* WHAT TO WORK ON *
Copy all the material that follows, keeping every character the same.

[BEGIN PROVIDED RECORDS]

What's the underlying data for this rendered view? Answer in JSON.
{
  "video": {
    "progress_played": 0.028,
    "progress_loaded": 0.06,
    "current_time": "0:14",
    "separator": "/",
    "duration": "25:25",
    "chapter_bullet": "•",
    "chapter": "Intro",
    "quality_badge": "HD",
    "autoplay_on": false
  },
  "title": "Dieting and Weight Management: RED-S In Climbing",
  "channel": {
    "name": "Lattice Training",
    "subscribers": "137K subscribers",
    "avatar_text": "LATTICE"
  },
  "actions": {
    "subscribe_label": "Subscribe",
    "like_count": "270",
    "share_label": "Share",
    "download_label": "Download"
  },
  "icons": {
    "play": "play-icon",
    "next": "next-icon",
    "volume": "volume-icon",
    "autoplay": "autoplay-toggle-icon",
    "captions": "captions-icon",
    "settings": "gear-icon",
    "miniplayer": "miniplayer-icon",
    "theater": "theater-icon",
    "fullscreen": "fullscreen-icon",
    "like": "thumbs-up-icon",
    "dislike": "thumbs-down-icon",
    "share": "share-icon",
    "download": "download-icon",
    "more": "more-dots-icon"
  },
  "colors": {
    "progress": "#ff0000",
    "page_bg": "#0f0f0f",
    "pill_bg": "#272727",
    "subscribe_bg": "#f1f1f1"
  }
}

[END PROVIDED RECORDS]

* RESPONSE TO THE TASK *
What's the underlying data for this rendered view? Answer in JSON.
{
  "video": {
    "progress_played": 0.028,
    "progress_loaded": 0.06,
    "current_time": "0:14",
    "separator": "/",
    "duration": "25:25",
    "chapter_bullet": "•",
    "chapter": "Intro",
    "quality_badge": "HD",
    "autoplay_on": false
  },
  "title": "Dieting and Weight Management: RED-S In Climbing",
  "channel": {
    "name": "Lattice Training",
    "subscribers": "137K subscribers",
    "avatar_text": "LATTICE"
  },
  "actions": {
    "subscribe_label": "Subscribe",
    "like_count": "270",
    "share_label": "Share",
    "download_label": "Download"
  },
  "icons": {
    "play": "play-icon",
    "next": "next-icon",
    "volume": "volume-icon",
    "autoplay": "autoplay-toggle-icon",
    "captions": "captions-icon",
    "settings": "gear-icon",
    "miniplayer": "miniplayer-icon",
    "theater": "theater-icon",
    "fullscreen": "fullscreen-icon",
    "like": "thumbs-up-icon",
    "dislike": "thumbs-down-icon",
    "share": "share-icon",
    "download": "download-icon",
    "more": "more-dots-icon"
  },
  "colors": {
    "progress": "#ff0000",
    "page_bg": "#0f0f0f",
    "pill_bg": "#272727",
    "subscribe_bg": "#f1f1f1"
  }
}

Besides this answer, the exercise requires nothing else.